EXTRACTED RECORDS

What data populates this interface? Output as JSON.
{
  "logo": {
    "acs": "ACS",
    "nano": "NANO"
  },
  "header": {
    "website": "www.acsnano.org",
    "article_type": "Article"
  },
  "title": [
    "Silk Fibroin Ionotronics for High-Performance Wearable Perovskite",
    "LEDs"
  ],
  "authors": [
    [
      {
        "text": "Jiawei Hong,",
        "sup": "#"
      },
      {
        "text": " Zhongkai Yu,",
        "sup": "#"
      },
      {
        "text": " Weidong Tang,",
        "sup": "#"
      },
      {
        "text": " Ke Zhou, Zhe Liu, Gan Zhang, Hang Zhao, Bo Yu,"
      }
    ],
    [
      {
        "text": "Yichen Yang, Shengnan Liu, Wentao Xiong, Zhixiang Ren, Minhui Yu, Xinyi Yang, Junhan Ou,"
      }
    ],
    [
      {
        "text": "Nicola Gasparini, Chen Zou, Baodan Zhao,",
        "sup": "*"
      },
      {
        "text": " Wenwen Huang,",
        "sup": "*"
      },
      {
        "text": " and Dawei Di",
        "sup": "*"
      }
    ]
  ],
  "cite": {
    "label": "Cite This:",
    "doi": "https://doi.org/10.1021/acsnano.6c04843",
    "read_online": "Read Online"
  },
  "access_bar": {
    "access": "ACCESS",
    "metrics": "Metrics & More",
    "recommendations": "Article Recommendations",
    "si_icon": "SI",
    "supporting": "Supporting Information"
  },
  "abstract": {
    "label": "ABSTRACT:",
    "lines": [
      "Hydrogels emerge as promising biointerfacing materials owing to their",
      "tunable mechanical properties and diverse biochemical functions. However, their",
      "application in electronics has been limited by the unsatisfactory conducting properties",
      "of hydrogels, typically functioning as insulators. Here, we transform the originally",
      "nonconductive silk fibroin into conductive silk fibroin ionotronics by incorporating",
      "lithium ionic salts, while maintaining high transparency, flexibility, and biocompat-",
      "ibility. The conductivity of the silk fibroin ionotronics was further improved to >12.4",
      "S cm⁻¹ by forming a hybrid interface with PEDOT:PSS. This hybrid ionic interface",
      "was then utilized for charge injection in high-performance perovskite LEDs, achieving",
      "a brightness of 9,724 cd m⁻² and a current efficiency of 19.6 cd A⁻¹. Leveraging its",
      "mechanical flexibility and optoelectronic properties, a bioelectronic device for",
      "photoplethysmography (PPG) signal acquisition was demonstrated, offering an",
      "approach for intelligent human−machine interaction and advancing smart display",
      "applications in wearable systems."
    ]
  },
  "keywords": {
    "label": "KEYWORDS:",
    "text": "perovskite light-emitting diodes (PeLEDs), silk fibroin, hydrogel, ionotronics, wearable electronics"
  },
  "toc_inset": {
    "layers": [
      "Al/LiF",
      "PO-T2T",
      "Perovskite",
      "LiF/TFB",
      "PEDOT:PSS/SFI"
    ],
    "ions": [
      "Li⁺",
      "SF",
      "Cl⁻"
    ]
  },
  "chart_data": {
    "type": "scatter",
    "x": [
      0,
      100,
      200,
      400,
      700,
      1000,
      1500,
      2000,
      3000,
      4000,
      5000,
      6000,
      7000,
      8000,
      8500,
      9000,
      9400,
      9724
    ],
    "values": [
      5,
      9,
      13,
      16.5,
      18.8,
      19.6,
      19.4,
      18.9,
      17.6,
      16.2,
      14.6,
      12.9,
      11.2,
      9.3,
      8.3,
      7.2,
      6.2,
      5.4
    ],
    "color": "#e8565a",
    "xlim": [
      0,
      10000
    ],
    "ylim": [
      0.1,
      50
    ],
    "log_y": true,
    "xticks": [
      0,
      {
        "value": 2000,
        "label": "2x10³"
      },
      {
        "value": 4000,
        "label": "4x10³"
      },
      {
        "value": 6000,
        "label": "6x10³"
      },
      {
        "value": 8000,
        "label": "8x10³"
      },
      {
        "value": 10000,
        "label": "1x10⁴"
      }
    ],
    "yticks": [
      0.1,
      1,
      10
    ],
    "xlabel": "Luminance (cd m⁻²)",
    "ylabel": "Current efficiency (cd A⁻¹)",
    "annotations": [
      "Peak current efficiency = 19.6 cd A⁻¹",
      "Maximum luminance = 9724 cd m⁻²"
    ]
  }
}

TASK PROMPT
All lines holding the word "electronics" should be picked out and copied.

RESPONSE FOR THIS EXERCISE
      "application in electronics has been limited by the unsatisfactory conducting properties",
    "text": "perovskite light-emitting diodes (PeLEDs), silk fibroin, hydrogel, ionotronics, wearable electronics"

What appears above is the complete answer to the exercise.